## Task description:
Below are records; state how many of their lines hold the word "calendar", and give only the figure.

======== Input rows

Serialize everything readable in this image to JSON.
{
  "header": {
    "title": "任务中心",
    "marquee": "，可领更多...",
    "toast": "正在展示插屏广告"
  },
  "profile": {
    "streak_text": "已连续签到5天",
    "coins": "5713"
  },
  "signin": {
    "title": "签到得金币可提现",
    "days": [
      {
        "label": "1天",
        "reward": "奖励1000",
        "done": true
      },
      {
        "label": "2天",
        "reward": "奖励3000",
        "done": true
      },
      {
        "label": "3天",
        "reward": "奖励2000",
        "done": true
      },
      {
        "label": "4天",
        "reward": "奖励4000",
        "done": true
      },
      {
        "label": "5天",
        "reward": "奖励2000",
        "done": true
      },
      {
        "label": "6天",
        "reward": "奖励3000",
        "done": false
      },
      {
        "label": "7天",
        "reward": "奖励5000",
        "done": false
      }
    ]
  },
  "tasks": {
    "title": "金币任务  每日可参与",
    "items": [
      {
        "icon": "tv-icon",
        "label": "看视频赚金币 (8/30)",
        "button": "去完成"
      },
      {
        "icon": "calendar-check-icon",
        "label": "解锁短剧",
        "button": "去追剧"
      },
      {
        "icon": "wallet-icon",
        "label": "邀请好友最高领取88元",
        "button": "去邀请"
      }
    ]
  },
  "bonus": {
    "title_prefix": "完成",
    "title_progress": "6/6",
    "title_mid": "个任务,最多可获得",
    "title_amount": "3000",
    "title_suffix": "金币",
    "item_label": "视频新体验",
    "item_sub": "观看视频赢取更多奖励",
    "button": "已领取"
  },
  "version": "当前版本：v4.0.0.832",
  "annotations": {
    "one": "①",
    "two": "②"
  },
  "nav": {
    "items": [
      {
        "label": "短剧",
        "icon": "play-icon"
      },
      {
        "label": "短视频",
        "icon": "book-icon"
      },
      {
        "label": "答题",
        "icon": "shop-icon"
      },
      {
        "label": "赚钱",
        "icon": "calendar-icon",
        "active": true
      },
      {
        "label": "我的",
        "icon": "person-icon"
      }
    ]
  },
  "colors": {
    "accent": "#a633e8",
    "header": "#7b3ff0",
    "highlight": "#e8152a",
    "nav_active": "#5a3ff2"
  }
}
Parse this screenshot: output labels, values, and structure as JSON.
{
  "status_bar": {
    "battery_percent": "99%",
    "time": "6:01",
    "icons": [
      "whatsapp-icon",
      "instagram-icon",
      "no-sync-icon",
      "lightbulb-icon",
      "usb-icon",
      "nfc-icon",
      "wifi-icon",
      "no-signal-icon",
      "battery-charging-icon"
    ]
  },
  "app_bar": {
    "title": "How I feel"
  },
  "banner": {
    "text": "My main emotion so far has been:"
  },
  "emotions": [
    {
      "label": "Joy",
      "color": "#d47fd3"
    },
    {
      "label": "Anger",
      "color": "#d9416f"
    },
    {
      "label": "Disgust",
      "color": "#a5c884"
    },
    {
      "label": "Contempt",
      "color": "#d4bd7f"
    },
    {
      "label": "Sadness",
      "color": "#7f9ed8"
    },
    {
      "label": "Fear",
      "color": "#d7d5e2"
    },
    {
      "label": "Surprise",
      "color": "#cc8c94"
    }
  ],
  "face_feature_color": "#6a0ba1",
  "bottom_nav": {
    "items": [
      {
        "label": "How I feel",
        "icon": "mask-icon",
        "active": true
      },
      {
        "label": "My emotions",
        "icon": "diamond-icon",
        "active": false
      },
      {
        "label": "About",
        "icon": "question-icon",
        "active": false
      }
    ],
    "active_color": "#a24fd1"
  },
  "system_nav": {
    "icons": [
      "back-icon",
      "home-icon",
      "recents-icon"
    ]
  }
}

================

## Output for this task:
2